▶ [TASK DESCRIPTION]:
From the listing below, extract each entry exactly as written, minus the images.

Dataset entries
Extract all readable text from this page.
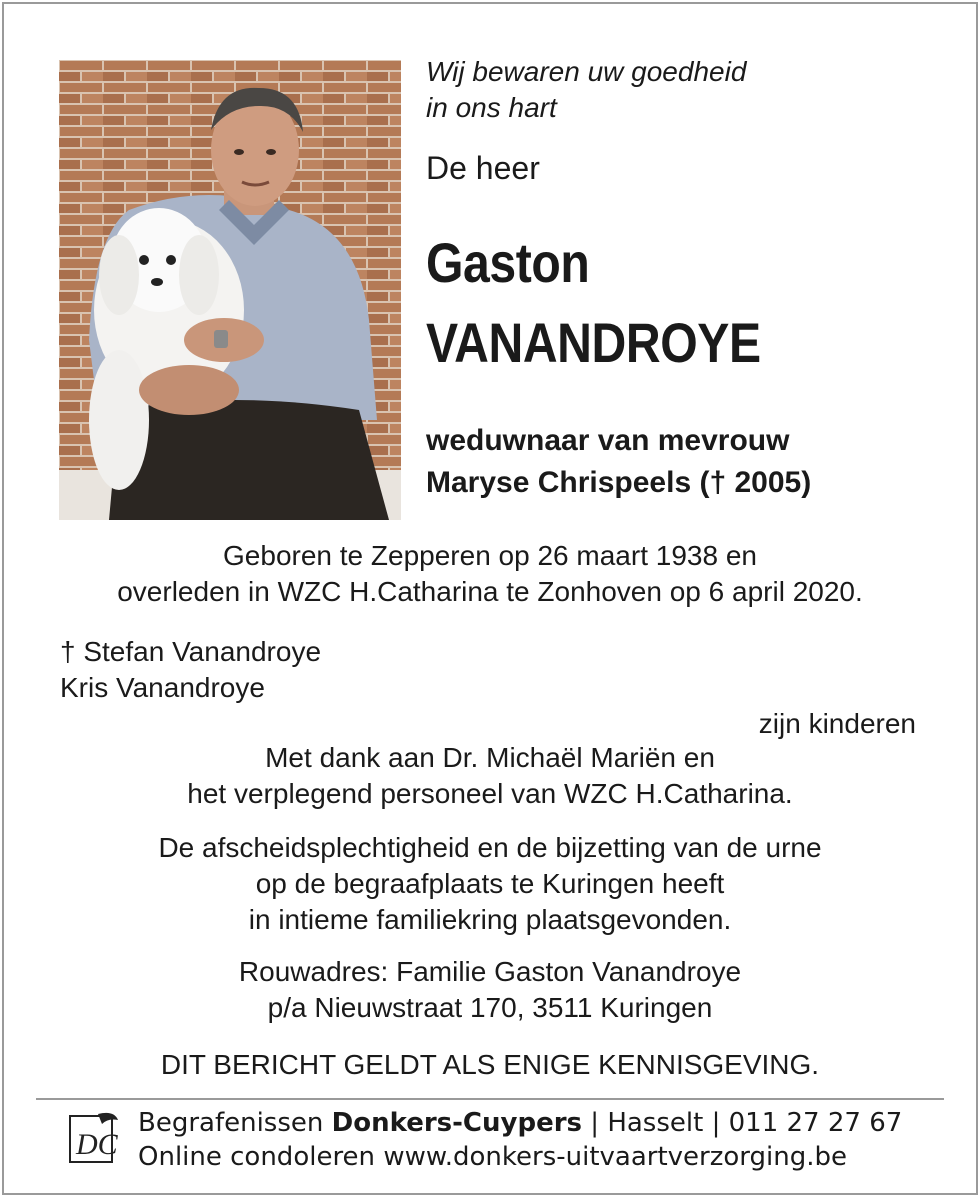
Wij bewaren uw goedheid
in ons hart
De heer
Gaston
VANANDROYE
weduwnaar van mevrouw
Maryse Chrispeels († 2005)
Geboren te Zepperen op 26 maart 1938 en
overleden in WZC H.Catharina te Zonhoven op 6 april 2020.
† Stefan Vanandroye
Kris Vanandroye
zijn kinderen
Met dank aan Dr. Michaël Mariën en
het verplegend personeel van WZC H.Catharina.
De afscheidsplechtigheid en de bijzetting van de urne
op de begraafplaats te Kuringen heeft
in intieme familiekring plaatsgevonden.
Rouwadres: Familie Gaston Vanandroye
p/a Nieuwstraat 170, 3511 Kuringen
DIT BERICHT GELDT ALS ENIGE KENNISGEVING.
DC
Begrafenissen Donkers-Cuypers | Hasselt | 011 27 27 67
Online condoleren www.donkers-uitvaartverzorging.be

▶ [EXERCISE OUTPUT]:
Extract all readable text from this page.
Wij bewaren uw goedheid
in ons hart
De heer
Gaston
VANANDROYE
weduwnaar van mevrouw
Maryse Chrispeels († 2005)
Geboren te Zepperen op 26 maart 1938 en
overleden in WZC H.Catharina te Zonhoven op 6 april 2020.
† Stefan Vanandroye
Kris Vanandroye
zijn kinderen
Met dank aan Dr. Michaël Mariën en
het verplegend personeel van WZC H.Catharina.
De afscheidsplechtigheid en de bijzetting van de urne
op de begraafplaats te Kuringen heeft
in intieme familiekring plaatsgevonden.
Rouwadres: Familie Gaston Vanandroye
p/a Nieuwstraat 170, 3511 Kuringen
DIT BERICHT GELDT ALS ENIGE KENNISGEVING.
DC
Begrafenissen Donkers-Cuypers | Hasselt | 011 27 27 67
Online condoleren www.donkers-uitvaartverzorging.be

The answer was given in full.